__What you are asked to do__. Here are records with pictures in them. Copy all of them exactly and leave the pictures out.

__Given entries__.
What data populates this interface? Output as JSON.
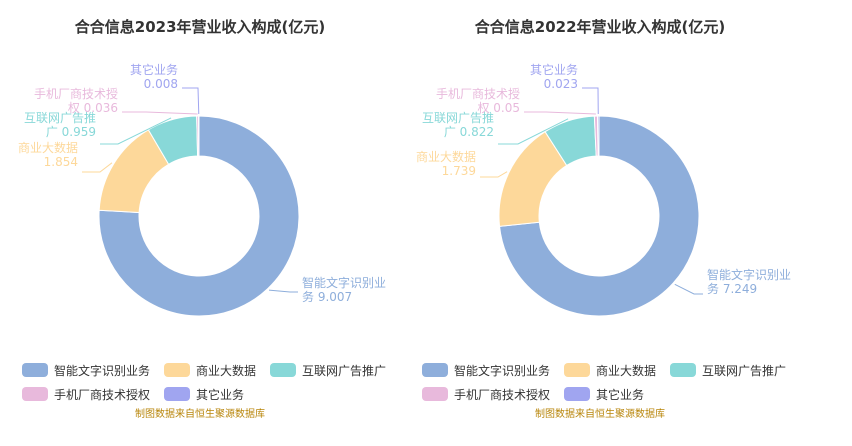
{
  "colors": {
    "智能文字识别业务": "#8eaedb",
    "商业大数据": "#fdd89a",
    "互联网广告推广": "#88d8d8",
    "手机厂商技术授权": "#e8b9dc",
    "其它业务": "#a0a5f0"
  },
  "chart_data": [
    {
      "type": "pie",
      "title": "合合信息2023年营业收入构成(亿元)",
      "categories": [
        "智能文字识别业务",
        "商业大数据",
        "互联网广告推广",
        "手机厂商技术授权",
        "其它业务"
      ],
      "values": [
        9.007,
        1.854,
        0.959,
        0.036,
        0.008
      ],
      "value_labels": [
        "9.007",
        "1.854",
        "0.959",
        "0.036",
        "0.008"
      ],
      "legend_position": "bottom",
      "source_note": "制图数据来自恒生聚源数据库"
    },
    {
      "type": "pie",
      "title": "合合信息2022年营业收入构成(亿元)",
      "categories": [
        "智能文字识别业务",
        "商业大数据",
        "互联网广告推广",
        "手机厂商技术授权",
        "其它业务"
      ],
      "values": [
        7.249,
        1.739,
        0.822,
        0.05,
        0.023
      ],
      "value_labels": [
        "7.249",
        "1.739",
        "0.822",
        "0.05",
        "0.023"
      ],
      "legend_position": "bottom",
      "source_note": "制图数据来自恒生聚源数据库"
    }
  ]
}
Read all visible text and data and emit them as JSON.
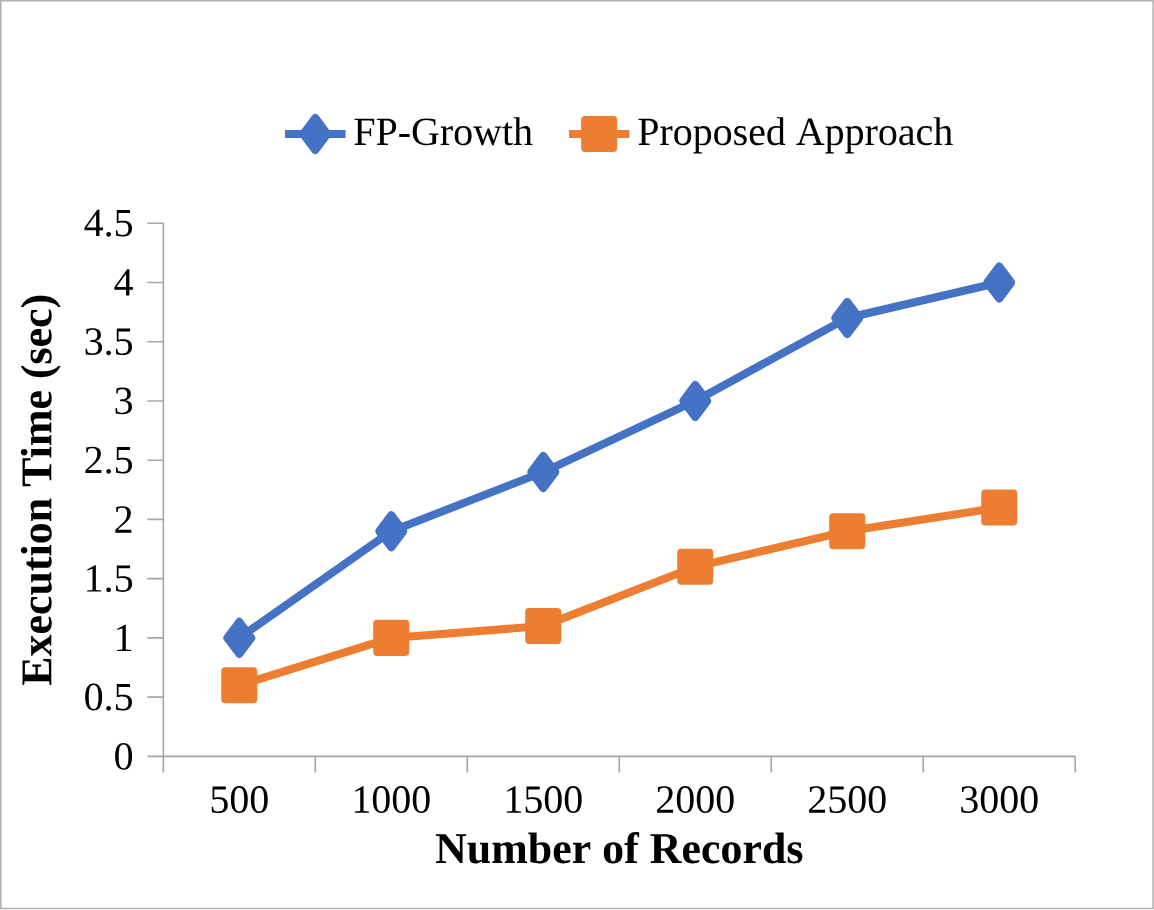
{
  "chart_data": {
    "type": "line",
    "xlabel": "Number of Records",
    "ylabel": "Execution Time (sec)",
    "categories": [
      "500",
      "1000",
      "1500",
      "2000",
      "2500",
      "3000"
    ],
    "series": [
      {
        "name": "FP-Growth",
        "color": "#4472c4",
        "marker": "diamond",
        "values": [
          1,
          1.9,
          2.4,
          3,
          3.7,
          4
        ]
      },
      {
        "name": "Proposed Approach",
        "color": "#ed7d31",
        "marker": "square",
        "values": [
          0.6,
          1.0,
          1.1,
          1.6,
          1.9,
          2.1
        ]
      }
    ],
    "ylim": [
      0,
      4.5
    ],
    "yticks": [
      0,
      0.5,
      1,
      1.5,
      2,
      2.5,
      3,
      3.5,
      4,
      4.5
    ],
    "grid": false,
    "legend": "top",
    "line_style": "solid"
  }
}
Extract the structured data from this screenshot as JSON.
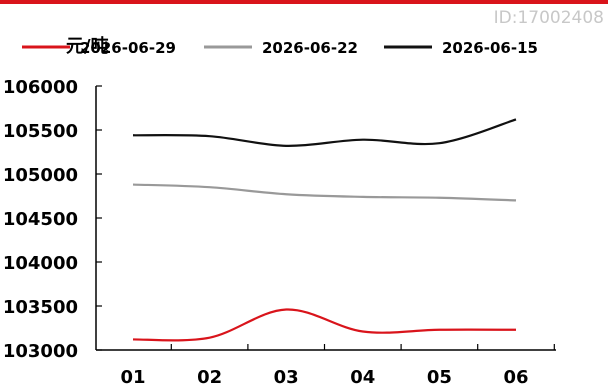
{
  "watermark": "ID:17002408",
  "accent_color": "#d9141b",
  "chart_data": {
    "type": "line",
    "ylabel": "元/吨",
    "categories": [
      "01",
      "02",
      "03",
      "04",
      "05",
      "06"
    ],
    "ylim": [
      103000,
      106000
    ],
    "yticks": [
      103000,
      103500,
      104000,
      104500,
      105000,
      105500,
      106000
    ],
    "legend_position": "top",
    "grid": false,
    "series": [
      {
        "name": "2026-06-29",
        "color": "#d9141b",
        "values": [
          103120,
          103140,
          103460,
          103210,
          103230,
          103230
        ]
      },
      {
        "name": "2026-06-22",
        "color": "#999999",
        "values": [
          104880,
          104850,
          104770,
          104740,
          104730,
          104700
        ]
      },
      {
        "name": "2026-06-15",
        "color": "#111111",
        "values": [
          105440,
          105430,
          105320,
          105390,
          105350,
          105620
        ]
      }
    ]
  }
}
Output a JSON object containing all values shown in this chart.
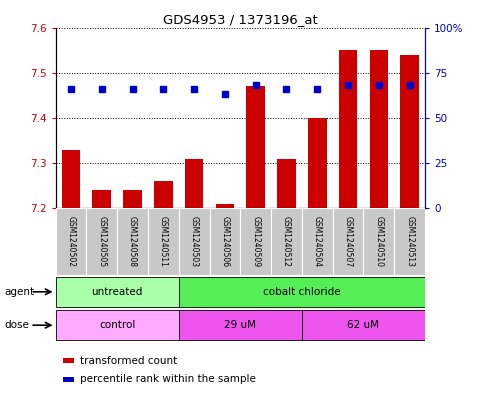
{
  "title": "GDS4953 / 1373196_at",
  "samples": [
    "GSM1240502",
    "GSM1240505",
    "GSM1240508",
    "GSM1240511",
    "GSM1240503",
    "GSM1240506",
    "GSM1240509",
    "GSM1240512",
    "GSM1240504",
    "GSM1240507",
    "GSM1240510",
    "GSM1240513"
  ],
  "bar_values": [
    7.33,
    7.24,
    7.24,
    7.26,
    7.31,
    7.21,
    7.47,
    7.31,
    7.4,
    7.55,
    7.55,
    7.54
  ],
  "bar_bottom": 7.2,
  "percentile_values": [
    66,
    66,
    66,
    66,
    66,
    63,
    68,
    66,
    66,
    68,
    68,
    68
  ],
  "ylim_left": [
    7.2,
    7.6
  ],
  "ylim_right": [
    0,
    100
  ],
  "yticks_left": [
    7.2,
    7.3,
    7.4,
    7.5,
    7.6
  ],
  "yticks_right": [
    0,
    25,
    50,
    75,
    100
  ],
  "ytick_labels_right": [
    "0",
    "25",
    "50",
    "75",
    "100%"
  ],
  "bar_color": "#cc0000",
  "percentile_color": "#0000cc",
  "agent_groups": [
    {
      "label": "untreated",
      "start": 0,
      "end": 3,
      "color": "#aaffaa"
    },
    {
      "label": "cobalt chloride",
      "start": 4,
      "end": 11,
      "color": "#55ee55"
    }
  ],
  "dose_groups": [
    {
      "label": "control",
      "start": 0,
      "end": 3,
      "color": "#ffaaff"
    },
    {
      "label": "29 uM",
      "start": 4,
      "end": 7,
      "color": "#ee55ee"
    },
    {
      "label": "62 uM",
      "start": 8,
      "end": 11,
      "color": "#ee55ee"
    }
  ],
  "legend_items": [
    {
      "color": "#cc0000",
      "label": "transformed count"
    },
    {
      "color": "#0000cc",
      "label": "percentile rank within the sample"
    }
  ],
  "tick_label_color": "#cc0000",
  "right_tick_color": "#0000cc",
  "background_plot": "#ffffff",
  "background_sample_row": "#c8c8c8"
}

__Completed task__.
What data populates this interface? Output as JSON.
{
  "colors": {
    "智能文字识别业务": "#8eaedb",
    "商业大数据": "#fdd89a",
    "互联网广告推广": "#88d8d8",
    "手机厂商技术授权": "#e8b9dc",
    "其它业务": "#a0a5f0"
  },
  "chart_data": [
    {
      "type": "pie",
      "title": "合合信息2023年营业收入构成(亿元)",
      "categories": [
        "智能文字识别业务",
        "商业大数据",
        "互联网广告推广",
        "手机厂商技术授权",
        "其它业务"
      ],
      "values": [
        9.007,
        1.854,
        0.959,
        0.036,
        0.008
      ],
      "value_labels": [
        "9.007",
        "1.854",
        "0.959",
        "0.036",
        "0.008"
      ],
      "legend_position": "bottom",
      "source_note": "制图数据来自恒生聚源数据库"
    },
    {
      "type": "pie",
      "title": "合合信息2022年营业收入构成(亿元)",
      "categories": [
        "智能文字识别业务",
        "商业大数据",
        "互联网广告推广",
        "手机厂商技术授权",
        "其它业务"
      ],
      "values": [
        7.249,
        1.739,
        0.822,
        0.05,
        0.023
      ],
      "value_labels": [
        "7.249",
        "1.739",
        "0.822",
        "0.05",
        "0.023"
      ],
      "legend_position": "bottom",
      "source_note": "制图数据来自恒生聚源数据库"
    }
  ]
}
Read all visible text and data and emit them as JSON.
{
  "chart_data": {
    "type": "line",
    "xlabel": "Number of Records",
    "ylabel": "Execution Time (sec)",
    "categories": [
      "500",
      "1000",
      "1500",
      "2000",
      "2500",
      "3000"
    ],
    "series": [
      {
        "name": "FP-Growth",
        "color": "#4472c4",
        "marker": "diamond",
        "values": [
          1,
          1.9,
          2.4,
          3,
          3.7,
          4
        ]
      },
      {
        "name": "Proposed Approach",
        "color": "#ed7d31",
        "marker": "square",
        "values": [
          0.6,
          1.0,
          1.1,
          1.6,
          1.9,
          2.1
        ]
      }
    ],
    "ylim": [
      0,
      4.5
    ],
    "yticks": [
      0,
      0.5,
      1,
      1.5,
      2,
      2.5,
      3,
      3.5,
      4,
      4.5
    ],
    "grid": false,
    "legend": "top",
    "line_style": "solid"
  }
}
Extract the structured data from this screenshot as JSON.
{
  "watermark": "ID:17002408",
  "accent_color": "#d9141b",
  "chart_data": {
    "type": "line",
    "ylabel": "元/吨",
    "categories": [
      "01",
      "02",
      "03",
      "04",
      "05",
      "06"
    ],
    "ylim": [
      103000,
      106000
    ],
    "yticks": [
      103000,
      103500,
      104000,
      104500,
      105000,
      105500,
      106000
    ],
    "legend_position": "top",
    "grid": false,
    "series": [
      {
        "name": "2026-06-29",
        "color": "#d9141b",
        "values": [
          103120,
          103140,
          103460,
          103210,
          103230,
          103230
        ]
      },
      {
        "name": "2026-06-22",
        "color": "#999999",
        "values": [
          104880,
          104850,
          104770,
          104740,
          104730,
          104700
        ]
      },
      {
        "name": "2026-06-15",
        "color": "#111111",
        "values": [
          105440,
          105430,
          105320,
          105390,
          105350,
          105620
        ]
      }
    ]
  }
}
Output a JSON object containing all values shown in this chart.
{
  "title": "GDS4953 / 1373196_at",
  "samples": [
    "GSM1240502",
    "GSM1240505",
    "GSM1240508",
    "GSM1240511",
    "GSM1240503",
    "GSM1240506",
    "GSM1240509",
    "GSM1240512",
    "GSM1240504",
    "GSM1240507",
    "GSM1240510",
    "GSM1240513"
  ],
  "bar_values": [
    7.33,
    7.24,
    7.24,
    7.26,
    7.31,
    7.21,
    7.47,
    7.31,
    7.4,
    7.55,
    7.55,
    7.54
  ],
  "bar_bottom": 7.2,
  "percentile_values": [
    66,
    66,
    66,
    66,
    66,
    63,
    68,
    66,
    66,
    68,
    68,
    68
  ],
  "ylim_left": [
    7.2,
    7.6
  ],
  "ylim_right": [
    0,
    100
  ],
  "yticks_left": [
    7.2,
    7.3,
    7.4,
    7.5,
    7.6
  ],
  "yticks_right": [
    0,
    25,
    50,
    75,
    100
  ],
  "ytick_labels_right": [
    "0",
    "25",
    "50",
    "75",
    "100%"
  ],
  "bar_color": "#cc0000",
  "percentile_color": "#0000cc",
  "agent_groups": [
    {
      "label": "untreated",
      "start": 0,
      "end": 3,
      "color": "#aaffaa"
    },
    {
      "label": "cobalt chloride",
      "start": 4,
      "end": 11,
      "color": "#55ee55"
    }
  ],
  "dose_groups": [
    {
      "label": "control",
      "start": 0,
      "end": 3,
      "color": "#ffaaff"
    },
    {
      "label": "29 uM",
      "start": 4,
      "end": 7,
      "color": "#ee55ee"
    },
    {
      "label": "62 uM",
      "start": 8,
      "end": 11,
      "color": "#ee55ee"
    }
  ],
  "legend_items": [
    {
      "color": "#cc0000",
      "label": "transformed count"
    },
    {
      "color": "#0000cc",
      "label": "percentile rank within the sample"
    }
  ],
  "tick_label_color": "#cc0000",
  "right_tick_color": "#0000cc",
  "background_plot": "#ffffff",
  "background_sample_row": "#c8c8c8"
}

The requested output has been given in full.